▸ **Job**:
Assemble all lines in which the string "فقال" appears.

▸ **Data lines**:
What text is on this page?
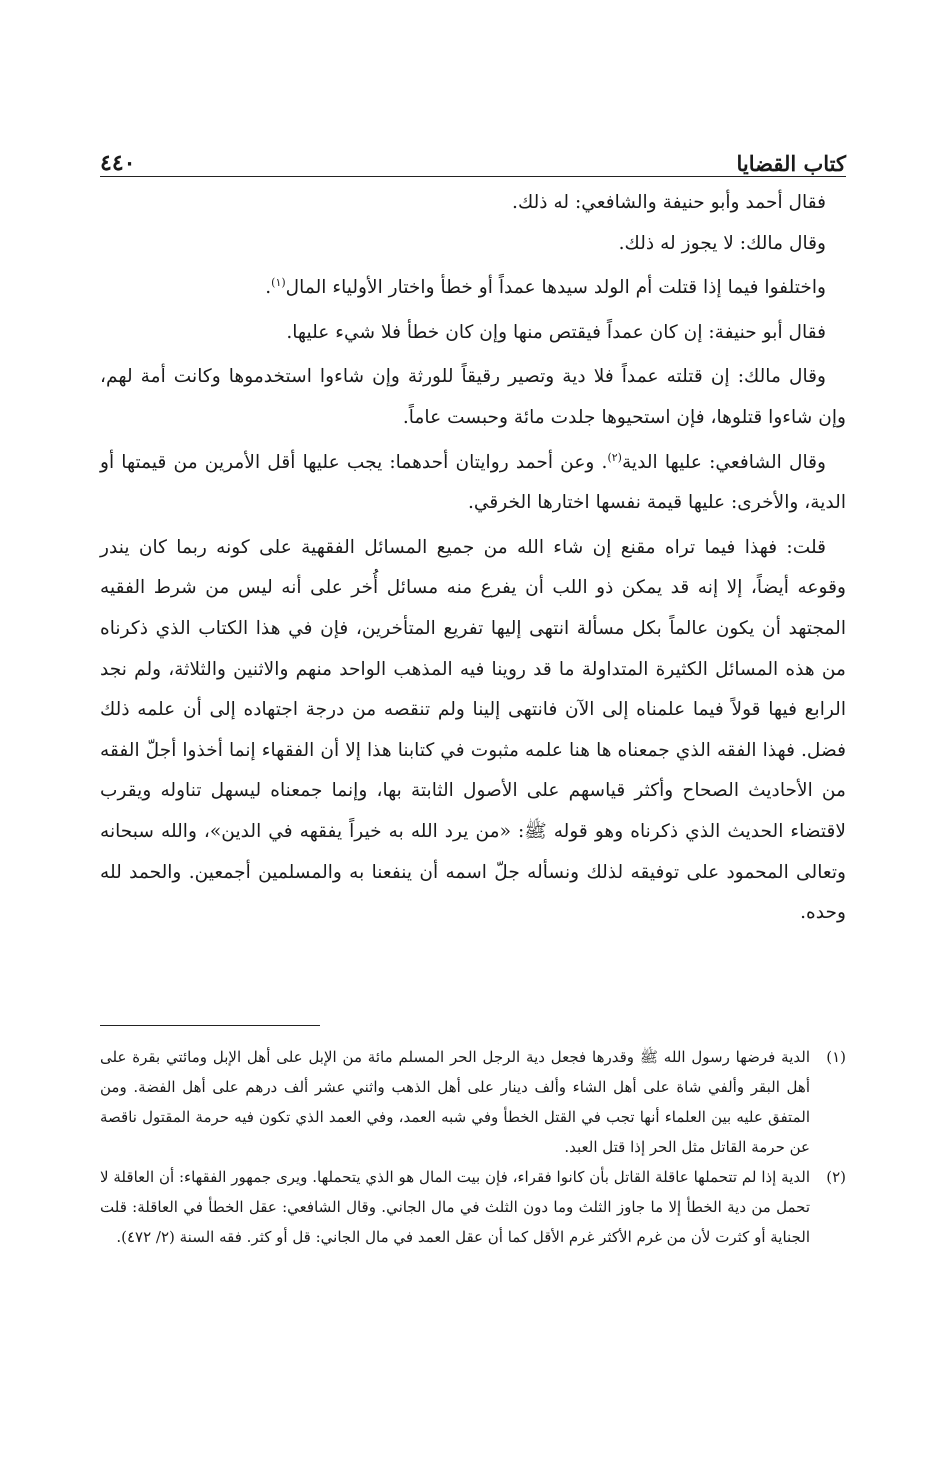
كتاب القضايا
٤٤٠

فقال أحمد وأبو حنيفة والشافعي: له ذلك.

وقال مالك: لا يجوز له ذلك.

واختلفوا فيما إذا قتلت أم الولد سيدها عمداً أو خطأ واختار الأولياء المال$^{(١)}$.

فقال أبو حنيفة: إن كان عمداً فيقتص منها وإن كان خطأ فلا شيء عليها.

وقال مالك: إن قتلته عمداً فلا دية وتصير رقيقاً للورثة وإن شاءوا استخدموها وكانت أمة لهم، وإن شاءوا قتلوها، فإن استحيوها جلدت مائة وحبست عاماً.

وقال الشافعي: عليها الدية$^{(٢)}$. وعن أحمد روايتان أحدهما: يجب عليها أقل الأمرين من قيمتها أو الدية، والأخرى: عليها قيمة نفسها اختارها الخرقي.

قلت: فهذا فيما تراه مقنع إن شاء الله من جميع المسائل الفقهية على كونه ربما كان يندر وقوعه أيضاً، إلا إنه قد يمكن ذو اللب أن يفرع منه مسائل أُخر على أنه ليس من شرط الفقيه المجتهد أن يكون عالماً بكل مسألة انتهى إليها تفريع المتأخرين، فإن في هذا الكتاب الذي ذكرناه من هذه المسائل الكثيرة المتداولة ما قد روينا فيه المذهب الواحد منهم والاثنين والثلاثة، ولم نجد الرابع فيها قولاً فيما علمناه إلى الآن فانتهى إلينا ولم تنقصه من درجة اجتهاده إلى أن علمه ذلك فضل. فهذا الفقه الذي جمعناه ها هنا علمه مثبوت في كتابنا هذا إلا أن الفقهاء إنما أخذوا أجلّ الفقه من الأحاديث الصحاح وأكثر قياسهم على الأصول الثابتة بها، وإنما جمعناه ليسهل تناوله ويقرب لاقتضاء الحديث الذي ذكرناه وهو قوله ﷺ: «من يرد الله به خيراً يفقهه في الدين»، والله سبحانه وتعالى المحمود على توفيقه لذلك ونسأله جلّ اسمه أن ينفعنا به والمسلمين أجمعين. والحمد لله وحده.

(١)
الدية فرضها رسول الله ﷺ وقدرها فجعل دية الرجل الحر المسلم مائة من الإبل على أهل الإبل ومائتي بقرة على أهل البقر وألفي شاة على أهل الشاء وألف دينار على أهل الذهب واثني عشر ألف درهم على أهل الفضة. ومن المتفق عليه بين العلماء أنها تجب في القتل الخطأ وفي شبه العمد، وفي العمد الذي تكون فيه حرمة المقتول ناقصة عن حرمة القاتل مثل الحر إذا قتل العبد.
(٢)
الدية إذا لم تتحملها عاقلة القاتل بأن كانوا فقراء، فإن بيت المال هو الذي يتحملها. ويرى جمهور الفقهاء: أن العاقلة لا تحمل من دية الخطأ إلا ما جاوز الثلث وما دون الثلث في مال الجاني. وقال الشافعي: عقل الخطأ في العاقلة: قلت الجناية أو كثرت لأن من غرم الأكثر غرم الأقل كما أن عقل العمد في مال الجاني: قل أو كثر. فقه السنة (٢/ ٤٧٢).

▸ **Written reply**:
فقال أحمد وأبو حنيفة والشافعي: له ذلك.
فقال أبو حنيفة: إن كان عمداً فيقتص منها وإن كان خطأ فلا شيء عليها.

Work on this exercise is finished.